EXERCISE REQUIREMENTS =
Write each record again exactly as it stands.

PROVIDED INFORMATION =
◇ ◇ ◇ ◇ ◇ ◇ ◇

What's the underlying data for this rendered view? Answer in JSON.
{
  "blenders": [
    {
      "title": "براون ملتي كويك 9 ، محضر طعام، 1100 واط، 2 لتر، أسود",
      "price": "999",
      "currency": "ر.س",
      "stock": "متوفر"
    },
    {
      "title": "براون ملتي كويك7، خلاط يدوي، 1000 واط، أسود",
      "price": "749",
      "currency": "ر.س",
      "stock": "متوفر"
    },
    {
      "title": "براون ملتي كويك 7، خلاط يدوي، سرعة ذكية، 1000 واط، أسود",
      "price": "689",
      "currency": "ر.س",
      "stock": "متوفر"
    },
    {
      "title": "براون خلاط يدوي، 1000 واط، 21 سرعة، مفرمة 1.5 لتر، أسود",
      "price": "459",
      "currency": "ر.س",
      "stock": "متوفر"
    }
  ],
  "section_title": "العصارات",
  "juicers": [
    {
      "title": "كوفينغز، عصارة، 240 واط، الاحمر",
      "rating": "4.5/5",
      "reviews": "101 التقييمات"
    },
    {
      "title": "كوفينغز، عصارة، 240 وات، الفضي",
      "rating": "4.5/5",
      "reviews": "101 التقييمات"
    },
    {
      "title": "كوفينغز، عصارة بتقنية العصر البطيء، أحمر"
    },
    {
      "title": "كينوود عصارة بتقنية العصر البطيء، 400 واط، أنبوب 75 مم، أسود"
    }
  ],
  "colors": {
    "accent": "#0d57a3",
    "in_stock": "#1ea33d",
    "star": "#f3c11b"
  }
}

◇ ◇ ◇ ◇ ◇ ◇ ◇

FULL OUTPUT =
What's the underlying data for this rendered view? Answer in JSON.
{
  "blenders": [
    {
      "title": "براون ملتي كويك 9 ، محضر طعام، 1100 واط، 2 لتر، أسود",
      "price": "999",
      "currency": "ر.س",
      "stock": "متوفر"
    },
    {
      "title": "براون ملتي كويك7، خلاط يدوي، 1000 واط، أسود",
      "price": "749",
      "currency": "ر.س",
      "stock": "متوفر"
    },
    {
      "title": "براون ملتي كويك 7، خلاط يدوي، سرعة ذكية، 1000 واط، أسود",
      "price": "689",
      "currency": "ر.س",
      "stock": "متوفر"
    },
    {
      "title": "براون خلاط يدوي، 1000 واط، 21 سرعة، مفرمة 1.5 لتر، أسود",
      "price": "459",
      "currency": "ر.س",
      "stock": "متوفر"
    }
  ],
  "section_title": "العصارات",
  "juicers": [
    {
      "title": "كوفينغز، عصارة، 240 واط، الاحمر",
      "rating": "4.5/5",
      "reviews": "101 التقييمات"
    },
    {
      "title": "كوفينغز، عصارة، 240 وات، الفضي",
      "rating": "4.5/5",
      "reviews": "101 التقييمات"
    },
    {
      "title": "كوفينغز، عصارة بتقنية العصر البطيء، أحمر"
    },
    {
      "title": "كينوود عصارة بتقنية العصر البطيء، 400 واط، أنبوب 75 مم، أسود"
    }
  ],
  "colors": {
    "accent": "#0d57a3",
    "in_stock": "#1ea33d",
    "star": "#f3c11b"
  }
}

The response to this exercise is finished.